*STATED PROBLEM*
Lift out each line of the data that holds "burning".
— Start DATA RECORDS —
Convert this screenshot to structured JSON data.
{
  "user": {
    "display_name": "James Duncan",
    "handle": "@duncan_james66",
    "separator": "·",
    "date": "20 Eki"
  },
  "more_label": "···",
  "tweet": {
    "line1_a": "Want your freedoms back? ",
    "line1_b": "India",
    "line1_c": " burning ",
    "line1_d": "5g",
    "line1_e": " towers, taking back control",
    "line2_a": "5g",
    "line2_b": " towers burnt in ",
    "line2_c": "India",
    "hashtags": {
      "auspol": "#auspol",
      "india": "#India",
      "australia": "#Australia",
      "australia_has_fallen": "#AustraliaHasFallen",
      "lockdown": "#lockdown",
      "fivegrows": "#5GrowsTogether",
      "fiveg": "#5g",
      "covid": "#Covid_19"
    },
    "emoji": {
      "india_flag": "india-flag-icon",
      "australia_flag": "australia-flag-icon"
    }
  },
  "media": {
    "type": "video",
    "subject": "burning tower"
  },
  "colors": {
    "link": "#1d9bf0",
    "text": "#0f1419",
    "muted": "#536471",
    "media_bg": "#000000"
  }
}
— End DATA RECORDS —
*RESULT*
    "line1_c": " burning ",
    "subject": "burning tower"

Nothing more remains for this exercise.